Exercise objective: Echo the part of the listing that opens with the line containing "- data-label: 49%: [540, 154, 575, 174]" and closes with the line containing "- data-label: 54%: [782, 131, 817, 151]", reproducing each line without any change.

Records shown:
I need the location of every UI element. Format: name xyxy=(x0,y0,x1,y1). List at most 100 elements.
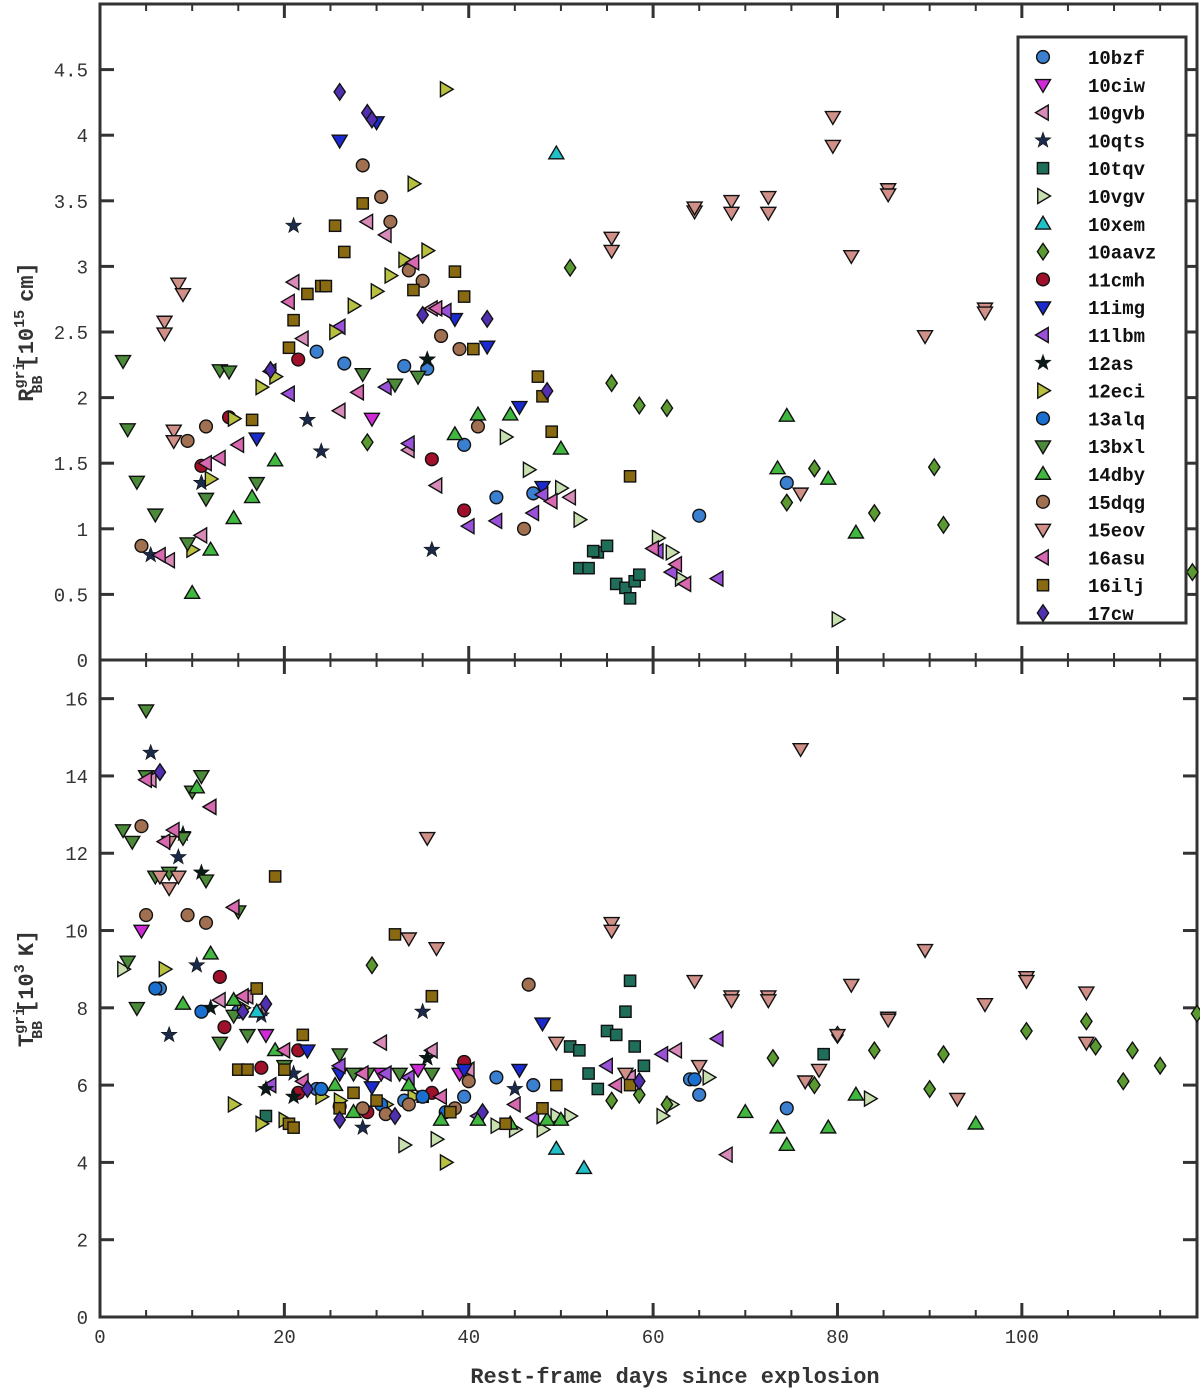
legend-marker-14dby xyxy=(1034,465,1052,480)
data-point-10gvb xyxy=(210,991,226,1009)
data-point-17cw xyxy=(236,1002,250,1022)
y-tick-label: 1.5 xyxy=(54,454,88,476)
data-point-15eov xyxy=(427,941,446,957)
data-point-17cw xyxy=(416,305,430,325)
data-point-15eov xyxy=(602,231,621,247)
data-point-16asu xyxy=(201,798,217,816)
data-point-15eov xyxy=(722,194,741,210)
data-point-10xem xyxy=(547,1140,566,1155)
y-tick-label: 3 xyxy=(77,257,88,279)
data-point-11lbm xyxy=(376,1064,392,1083)
data-point-11lbm xyxy=(708,569,724,588)
data-point-10gvb xyxy=(427,476,443,495)
legend-marker-10aavz xyxy=(1036,242,1050,262)
data-point-11lbm xyxy=(280,384,295,403)
data-point-14dby xyxy=(469,405,487,421)
data-point-15eov xyxy=(165,424,183,440)
data-point-15eov xyxy=(1077,1036,1096,1052)
data-point-12eci xyxy=(407,175,423,193)
data-point-11img xyxy=(330,134,349,150)
data-point-11lbm xyxy=(662,563,678,581)
data-point-10ciw xyxy=(257,1028,275,1044)
y-tick-label: 0 xyxy=(77,1308,88,1330)
legend-marker-13bxl xyxy=(1034,440,1052,456)
data-point-13bxl xyxy=(118,423,137,438)
data-point-11cmh xyxy=(424,452,439,467)
legend-label-12as: 12as xyxy=(1088,354,1134,376)
data-point-10gvb xyxy=(284,273,300,291)
data-point-15dqg xyxy=(198,419,214,434)
data-point-13bxl xyxy=(197,874,215,890)
data-point-16asu xyxy=(644,539,660,558)
data-point-16ilj xyxy=(467,342,480,356)
y-label-main: R xyxy=(15,388,40,402)
data-point-12eci xyxy=(421,241,437,260)
x-tick-label: 0 xyxy=(94,1327,105,1349)
data-point-10bzf xyxy=(489,1070,504,1085)
data-point-10tqv xyxy=(623,592,637,605)
data-point-15eov xyxy=(155,315,174,331)
data-point-15eov xyxy=(155,327,174,343)
data-point-10gvb xyxy=(561,488,577,507)
data-point-10aavz xyxy=(1019,1021,1033,1041)
data-point-16ilj xyxy=(388,928,402,941)
data-point-10bzf xyxy=(397,359,412,374)
legend-label-10aavz: 10aavz xyxy=(1088,243,1156,265)
data-point-10vgv xyxy=(702,1068,718,1087)
data-point-16asu xyxy=(404,253,420,272)
legend-marker-12as xyxy=(1034,353,1052,371)
data-point-16ilj xyxy=(356,197,370,210)
data-point-15eov xyxy=(602,244,621,260)
data-point-10bzf xyxy=(489,490,504,505)
data-point-10ciw xyxy=(363,412,381,428)
data-point-10vgv xyxy=(554,479,570,497)
y-tick-label: 0.5 xyxy=(54,585,88,607)
data-point-10aavz xyxy=(365,955,379,975)
legend-label-13alq: 13alq xyxy=(1088,409,1145,431)
data-point-14dby xyxy=(967,1114,985,1130)
data-point-13bxl xyxy=(211,1036,229,1052)
data-point-15eov xyxy=(400,932,418,948)
data-point-13bxl xyxy=(146,508,165,524)
data-point-11lbm xyxy=(524,1109,540,1127)
data-point-15eov xyxy=(879,1013,897,1029)
y-label-sup: gri xyxy=(12,362,29,389)
data-point-13alq xyxy=(194,1004,209,1019)
data-point-10bzf xyxy=(692,508,707,523)
data-point-10qts xyxy=(506,1079,524,1097)
y-tick-label: 2 xyxy=(77,389,88,411)
data-point-10tqv xyxy=(582,1067,595,1080)
data-point-10tqv xyxy=(600,539,614,553)
data-point-10qts xyxy=(142,743,160,761)
legend-marker-11img xyxy=(1034,301,1052,317)
legend-marker-11cmh xyxy=(1035,272,1051,287)
legend-label-15dqg: 15dqg xyxy=(1088,493,1145,515)
data-point-10tqv xyxy=(637,1059,651,1073)
data-point-16asu xyxy=(280,293,295,311)
data-point-15eov xyxy=(685,974,704,990)
data-point-14dby xyxy=(201,944,220,960)
data-point-16asu xyxy=(234,987,249,1005)
data-point-10bzf xyxy=(779,475,794,490)
data-point-15eov xyxy=(547,1036,566,1052)
data-point-12eci xyxy=(370,282,386,301)
data-point-13bxl xyxy=(354,368,372,383)
y-label-unit: [10 xyxy=(15,973,40,1013)
data-point-10gvb xyxy=(192,526,208,545)
data-point-13bxl xyxy=(390,1067,409,1083)
data-point-15eov xyxy=(828,1028,847,1044)
data-point-14dby xyxy=(174,995,192,1010)
data-point-15eov xyxy=(418,831,436,847)
data-point-10aavz xyxy=(1153,1056,1167,1076)
data-point-16ilj xyxy=(278,1063,291,1076)
data-point-11lbm xyxy=(653,1045,669,1063)
y-tick-label: 12 xyxy=(65,844,88,866)
data-point-11img xyxy=(533,1017,552,1033)
data-point-15eov xyxy=(824,110,842,126)
data-point-16asu xyxy=(667,555,683,573)
data-point-16ilj xyxy=(425,989,439,1003)
data-point-15eov xyxy=(616,1067,635,1083)
data-point-10qts xyxy=(169,847,188,865)
data-point-10aavz xyxy=(1116,1071,1130,1091)
data-point-10tqv xyxy=(573,1044,586,1057)
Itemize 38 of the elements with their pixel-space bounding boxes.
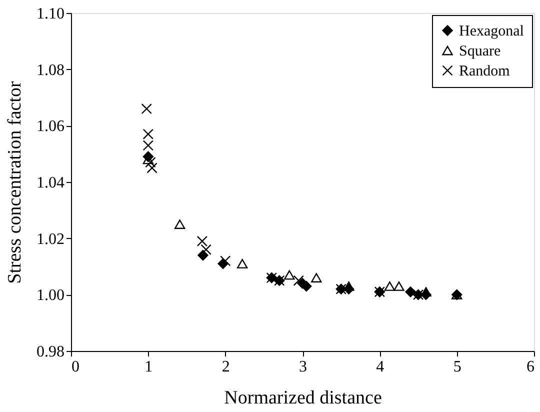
point <box>142 140 154 151</box>
legend-label: Random <box>459 64 510 80</box>
y-tick-label: 1.00 <box>36 287 64 304</box>
legend-label: Hexagonal <box>459 24 524 40</box>
y-tick-label: 0.98 <box>36 344 64 360</box>
point <box>284 270 295 280</box>
point <box>220 256 231 266</box>
x-tick-label: 0 <box>72 358 80 376</box>
x-tick-label: 6 <box>526 358 534 376</box>
x-tick-label: 5 <box>453 358 462 376</box>
point <box>293 275 304 286</box>
y-tick-label: 1.08 <box>36 62 64 79</box>
legend-label: Square <box>459 44 501 60</box>
x-tick-label: 4 <box>376 358 384 376</box>
point <box>141 103 152 114</box>
y-tick-label: 1.06 <box>36 118 64 136</box>
point <box>196 236 208 246</box>
point <box>394 282 404 291</box>
point <box>420 287 432 297</box>
x-tick-label: 1 <box>144 358 153 376</box>
point <box>236 258 248 268</box>
point <box>142 128 154 140</box>
point <box>145 156 156 168</box>
y-tick-label: 1.02 <box>36 230 64 248</box>
x-tick-label: 3 <box>299 358 307 376</box>
point <box>384 282 396 291</box>
point <box>200 244 212 255</box>
point <box>198 250 208 261</box>
point <box>174 220 186 229</box>
point <box>405 286 416 298</box>
point <box>343 282 354 291</box>
point <box>311 273 322 282</box>
x-tick-label: 2 <box>222 358 230 376</box>
point <box>146 162 158 174</box>
y-axis-title: Stress concentration factor <box>4 80 26 284</box>
x-axis-title: Normarized distance <box>224 388 382 408</box>
y-tick-label: 1.04 <box>36 174 64 192</box>
y-tick-label: 1.10 <box>36 6 64 22</box>
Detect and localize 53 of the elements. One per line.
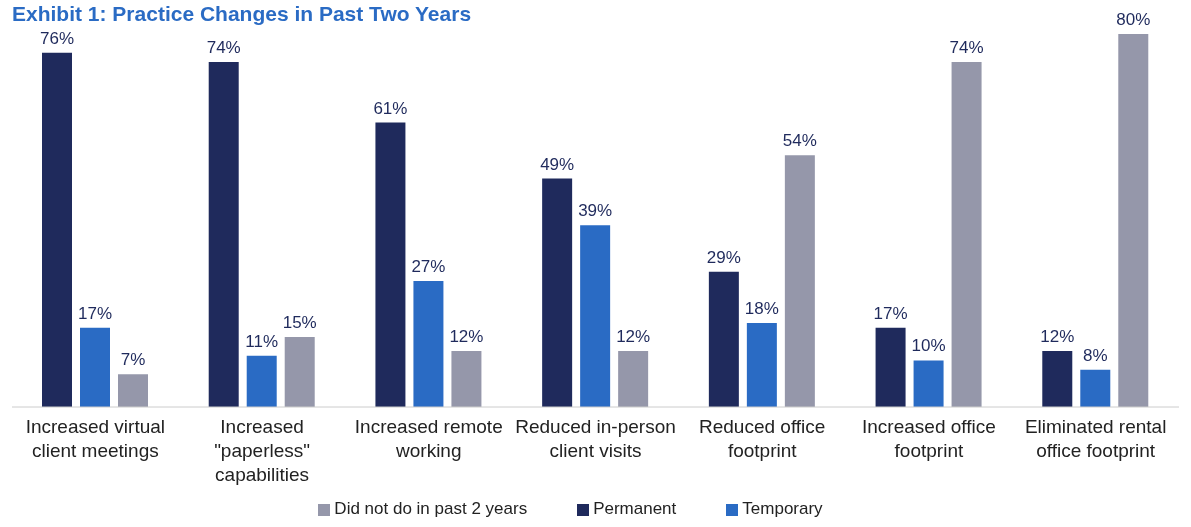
- data-label: 49%: [540, 154, 575, 174]
- bar: [875, 327, 906, 407]
- data-label: 10%: [911, 336, 946, 356]
- data-label: 27%: [411, 257, 446, 277]
- x-tick-label: Increased virtual client meetings: [25, 416, 166, 461]
- bar: [80, 327, 110, 407]
- data-label: 74%: [949, 37, 984, 57]
- bar: [118, 374, 148, 407]
- data-label: 12%: [616, 327, 651, 347]
- data-label: 29%: [706, 247, 741, 267]
- legend-label: Temporary: [742, 499, 823, 518]
- bar: [375, 122, 406, 407]
- data-label: 54%: [782, 131, 817, 151]
- legend-label: Did not do in past 2 years: [334, 499, 528, 518]
- legend-label: Permanent: [593, 499, 677, 518]
- bar: [708, 271, 739, 407]
- x-tick-label: Eliminated rental office footprint: [1024, 416, 1167, 461]
- bar: [746, 323, 777, 407]
- bar: [284, 337, 315, 407]
- data-label: 11%: [245, 331, 279, 351]
- bar: [580, 225, 611, 407]
- x-tick-label: Increased remote working: [354, 416, 503, 461]
- data-label: 7%: [120, 350, 146, 370]
- chart-title: Exhibit 1: Practice Changes in Past Two Years: [12, 2, 472, 26]
- x-tick-label: Increased office footprint: [862, 416, 996, 461]
- bar: [1118, 34, 1149, 407]
- bar: [1042, 351, 1073, 407]
- bar: [784, 155, 815, 407]
- bar: [208, 61, 239, 407]
- bar: [542, 178, 573, 407]
- data-label: 61%: [373, 98, 408, 118]
- bar: [1080, 369, 1111, 407]
- bar: [451, 351, 482, 407]
- data-label: 12%: [1040, 327, 1075, 347]
- data-label: 76%: [39, 28, 75, 48]
- x-tick-label: Reduced office footprint: [699, 416, 826, 461]
- bar: [42, 52, 72, 407]
- bar: [913, 360, 944, 407]
- data-label: 17%: [77, 303, 113, 323]
- bar: [246, 355, 277, 407]
- data-label: 80%: [1116, 10, 1151, 29]
- data-label: 18%: [744, 299, 779, 319]
- data-label: 74%: [206, 37, 241, 57]
- data-label: 39%: [578, 201, 613, 221]
- data-label: 12%: [449, 327, 484, 347]
- data-label: 8%: [1083, 345, 1108, 365]
- bar: [951, 61, 982, 407]
- x-tick-label: Increased "paperless" capabilities: [214, 416, 311, 485]
- data-label: 15%: [282, 313, 317, 333]
- bar: [413, 281, 444, 407]
- bar: [618, 351, 649, 407]
- x-tick-label: Reduced in-person client visits: [515, 416, 676, 461]
- data-label: 17%: [873, 303, 908, 323]
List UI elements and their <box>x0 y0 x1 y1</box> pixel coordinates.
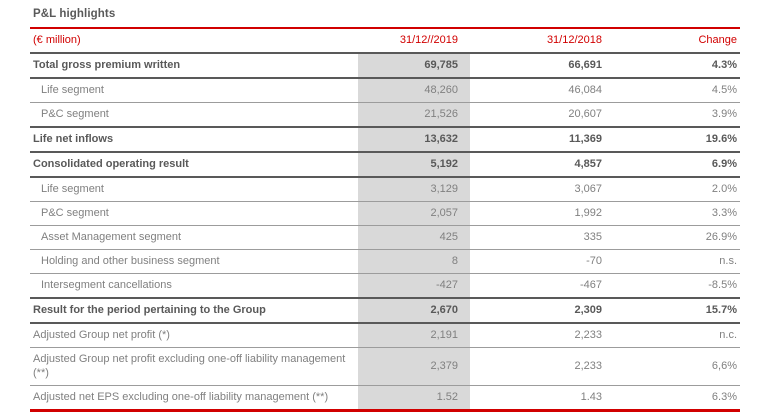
page-title: P&L highlights <box>30 6 740 29</box>
table-row: Consolidated operating result 5,192 4,85… <box>30 151 740 178</box>
header-unit-label: (€ million) <box>30 29 358 54</box>
value-2018: 1,992 <box>470 201 612 226</box>
value-2018: 66,691 <box>470 52 612 79</box>
value-2018: 1.43 <box>470 385 612 412</box>
row-label: Adjusted net EPS excluding one-off liabi… <box>30 385 358 412</box>
value-2018: -70 <box>470 249 612 274</box>
header-col-2019: 31/12//2019 <box>358 29 470 54</box>
pl-highlights-table: (€ million) 31/12//2019 31/12/2018 Chang… <box>30 29 740 412</box>
row-label: Asset Management segment <box>30 225 358 250</box>
value-2019: -427 <box>358 273 470 299</box>
value-2018: 2,233 <box>470 323 612 348</box>
table-row: Holding and other business segment 8 -70… <box>30 249 740 274</box>
value-2018: 335 <box>470 225 612 250</box>
value-2018: 46,084 <box>470 78 612 103</box>
row-label: Adjusted Group net profit (*) <box>30 323 358 348</box>
table-row: Total gross premium written 69,785 66,69… <box>30 52 740 79</box>
value-2019: 1.52 <box>358 385 470 412</box>
value-change: -8.5% <box>612 273 740 299</box>
table-row: Life net inflows 13,632 11,369 19.6% <box>30 126 740 153</box>
value-change: n.c. <box>612 323 740 348</box>
value-2019: 2,379 <box>358 347 470 386</box>
value-2019: 69,785 <box>358 52 470 79</box>
value-change: n.s. <box>612 249 740 274</box>
value-change: 6.3% <box>612 385 740 412</box>
table-header: (€ million) 31/12//2019 31/12/2018 Chang… <box>30 29 740 54</box>
value-2018: 2,233 <box>470 347 612 386</box>
value-change: 3.9% <box>612 102 740 128</box>
value-2018: 11,369 <box>470 126 612 153</box>
row-label: Life net inflows <box>30 126 358 153</box>
value-change: 15.7% <box>612 297 740 324</box>
row-label: Life segment <box>30 177 358 202</box>
value-2019: 2,670 <box>358 297 470 324</box>
value-2018: 3,067 <box>470 177 612 202</box>
row-label: Consolidated operating result <box>30 151 358 178</box>
header-col-change: Change <box>612 29 740 54</box>
value-change: 19.6% <box>612 126 740 153</box>
value-2018: 20,607 <box>470 102 612 128</box>
value-2019: 2,191 <box>358 323 470 348</box>
value-2018: -467 <box>470 273 612 299</box>
value-change: 2.0% <box>612 177 740 202</box>
value-change: 3.3% <box>612 201 740 226</box>
row-label: Life segment <box>30 78 358 103</box>
row-label: Intersegment cancellations <box>30 273 358 299</box>
value-2019: 425 <box>358 225 470 250</box>
row-label: P&C segment <box>30 102 358 128</box>
table-row: Life segment 3,129 3,067 2.0% <box>30 177 740 202</box>
row-label: Result for the period pertaining to the … <box>30 297 358 324</box>
value-change: 26.9% <box>612 225 740 250</box>
value-change: 4.3% <box>612 52 740 79</box>
row-label: Total gross premium written <box>30 52 358 79</box>
value-2019: 5,192 <box>358 151 470 178</box>
table-row: P&C segment 21,526 20,607 3.9% <box>30 102 740 128</box>
value-2019: 13,632 <box>358 126 470 153</box>
table-row: Life segment 48,260 46,084 4.5% <box>30 78 740 103</box>
table-row: Adjusted Group net profit (*) 2,191 2,23… <box>30 323 740 348</box>
header-row: (€ million) 31/12//2019 31/12/2018 Chang… <box>30 29 740 54</box>
table-row: P&C segment 2,057 1,992 3.3% <box>30 201 740 226</box>
table-row: Adjusted net EPS excluding one-off liabi… <box>30 385 740 412</box>
value-change: 6.9% <box>612 151 740 178</box>
header-col-2018: 31/12/2018 <box>470 29 612 54</box>
row-label: Adjusted Group net profit excluding one-… <box>30 347 358 386</box>
value-2019: 8 <box>358 249 470 274</box>
table-row: Adjusted Group net profit excluding one-… <box>30 347 740 386</box>
table-row: Result for the period pertaining to the … <box>30 297 740 324</box>
value-2018: 4,857 <box>470 151 612 178</box>
row-label: P&C segment <box>30 201 358 226</box>
value-2019: 2,057 <box>358 201 470 226</box>
pl-table-body: Total gross premium written 69,785 66,69… <box>30 52 740 412</box>
row-label: Holding and other business segment <box>30 249 358 274</box>
value-2018: 2,309 <box>470 297 612 324</box>
table-row: Asset Management segment 425 335 26.9% <box>30 225 740 250</box>
value-2019: 48,260 <box>358 78 470 103</box>
value-change: 6,6% <box>612 347 740 386</box>
table-row: Intersegment cancellations -427 -467 -8.… <box>30 273 740 299</box>
value-2019: 3,129 <box>358 177 470 202</box>
value-2019: 21,526 <box>358 102 470 128</box>
value-change: 4.5% <box>612 78 740 103</box>
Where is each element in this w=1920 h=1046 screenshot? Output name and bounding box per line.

Task output:
- data-label: 49%: [540, 154, 575, 174]
- bar: [875, 327, 906, 407]
- data-label: 10%: [911, 336, 946, 356]
- data-label: 27%: [411, 257, 446, 277]
- x-tick-label: Increased virtual client meetings: [25, 416, 166, 461]
- bar: [80, 327, 110, 407]
- data-label: 74%: [949, 37, 984, 57]
- bar: [118, 374, 148, 407]
- data-label: 12%: [616, 327, 651, 347]
- data-label: 29%: [706, 247, 741, 267]
- legend-label: Temporary: [742, 499, 823, 518]
- bar: [375, 122, 406, 407]
- data-label: 54%: [782, 131, 817, 151]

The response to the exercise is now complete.